● **Your task**
Transcribe the entries below exactly; leave every image out.

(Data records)
'''

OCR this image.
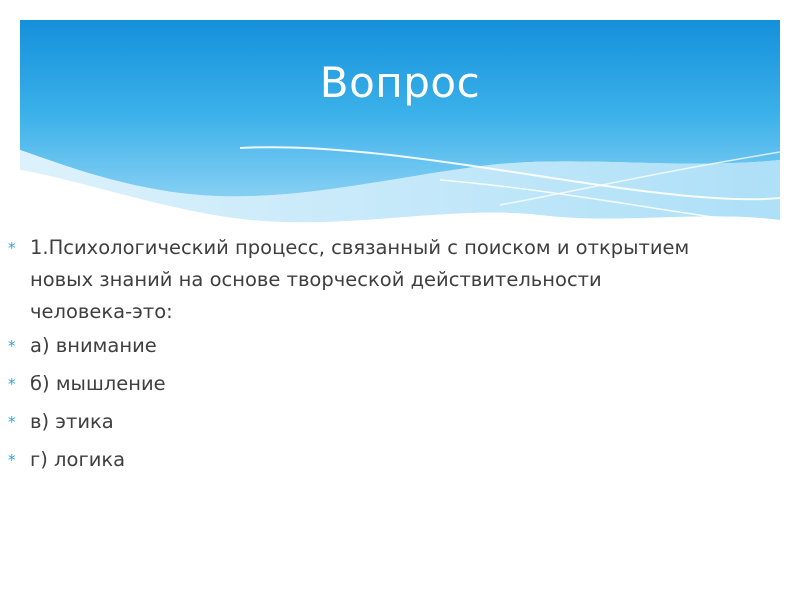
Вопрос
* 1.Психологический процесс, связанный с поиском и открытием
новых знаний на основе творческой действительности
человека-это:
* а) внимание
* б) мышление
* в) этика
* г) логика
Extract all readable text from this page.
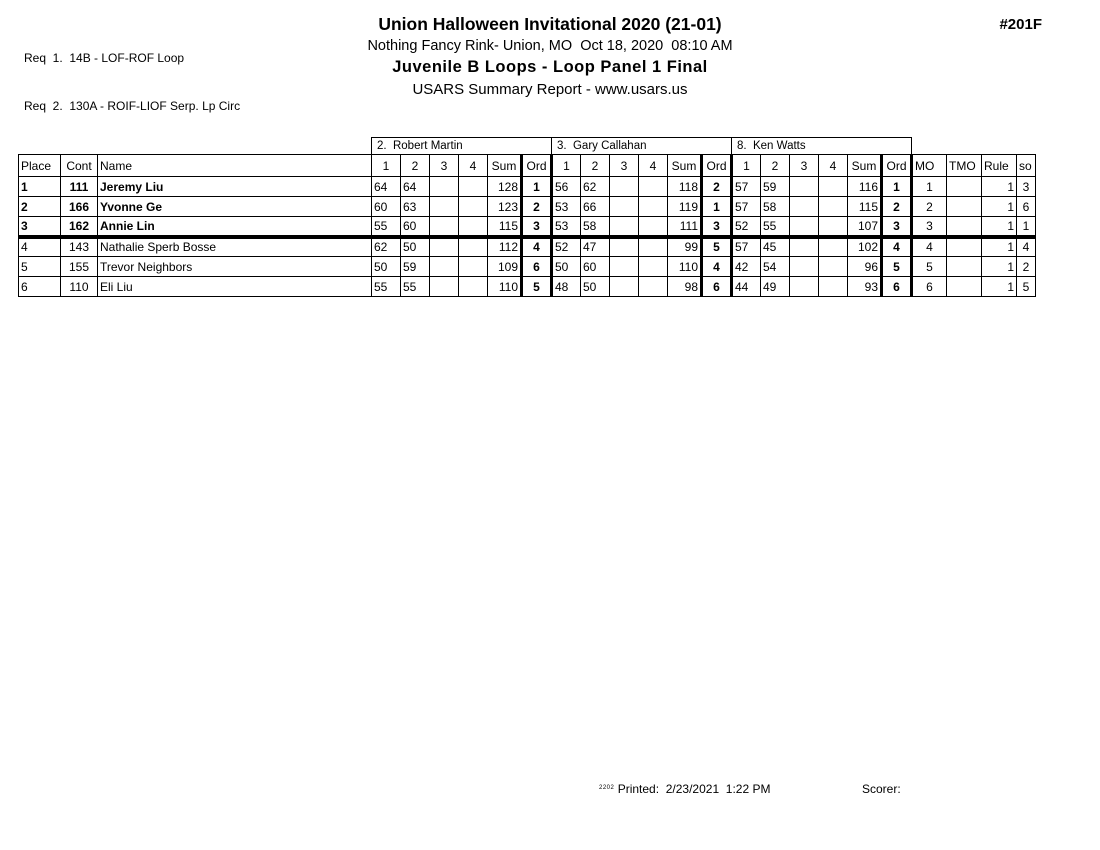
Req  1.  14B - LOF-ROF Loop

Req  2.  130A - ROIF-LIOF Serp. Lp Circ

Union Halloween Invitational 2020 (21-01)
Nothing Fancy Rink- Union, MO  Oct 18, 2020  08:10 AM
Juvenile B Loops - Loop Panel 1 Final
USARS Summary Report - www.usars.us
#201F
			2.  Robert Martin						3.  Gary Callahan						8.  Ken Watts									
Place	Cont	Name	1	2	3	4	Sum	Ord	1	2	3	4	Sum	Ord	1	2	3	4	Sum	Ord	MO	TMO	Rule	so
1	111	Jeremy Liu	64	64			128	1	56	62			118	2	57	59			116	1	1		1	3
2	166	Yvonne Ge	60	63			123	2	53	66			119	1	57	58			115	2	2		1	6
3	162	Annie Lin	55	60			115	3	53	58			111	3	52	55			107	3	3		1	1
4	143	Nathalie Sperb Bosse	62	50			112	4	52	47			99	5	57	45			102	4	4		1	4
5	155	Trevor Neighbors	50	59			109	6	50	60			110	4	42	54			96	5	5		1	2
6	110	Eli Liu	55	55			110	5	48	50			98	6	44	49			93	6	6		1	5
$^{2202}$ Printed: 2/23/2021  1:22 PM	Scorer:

'''

● **Exercise result**
OCR this image.
Вопрос
* 1.Психологический процесс, связанный с поиском и открытием
новых знаний на основе творческой действительности
человека-это:
* а) внимание
* б) мышление
* в) этика
* г) логика
Extract all readable text from this page.
Req  1.  14B - LOF-ROF Loop

Req  2.  130A - ROIF-LIOF Serp. Lp Circ

Union Halloween Invitational 2020 (21-01)
Nothing Fancy Rink- Union, MO  Oct 18, 2020  08:10 AM
Juvenile B Loops - Loop Panel 1 Final
USARS Summary Report - www.usars.us
#201F
			2.  Robert Martin						3.  Gary Callahan						8.  Ken Watts									
Place	Cont	Name	1	2	3	4	Sum	Ord	1	2	3	4	Sum	Ord	1	2	3	4	Sum	Ord	MO	TMO	Rule	so
1	111	Jeremy Liu	64	64			128	1	56	62			118	2	57	59			116	1	1		1	3
2	166	Yvonne Ge	60	63			123	2	53	66			119	1	57	58			115	2	2		1	6
3	162	Annie Lin	55	60			115	3	53	58			111	3	52	55			107	3	3		1	1
4	143	Nathalie Sperb Bosse	62	50			112	4	52	47			99	5	57	45			102	4	4		1	4
5	155	Trevor Neighbors	50	59			109	6	50	60			110	4	42	54			96	5	5		1	2
6	110	Eli Liu	55	55			110	5	48	50			98	6	44	49			93	6	6		1	5
$^{2202}$ Printed: 2/23/2021  1:22 PM	Scorer:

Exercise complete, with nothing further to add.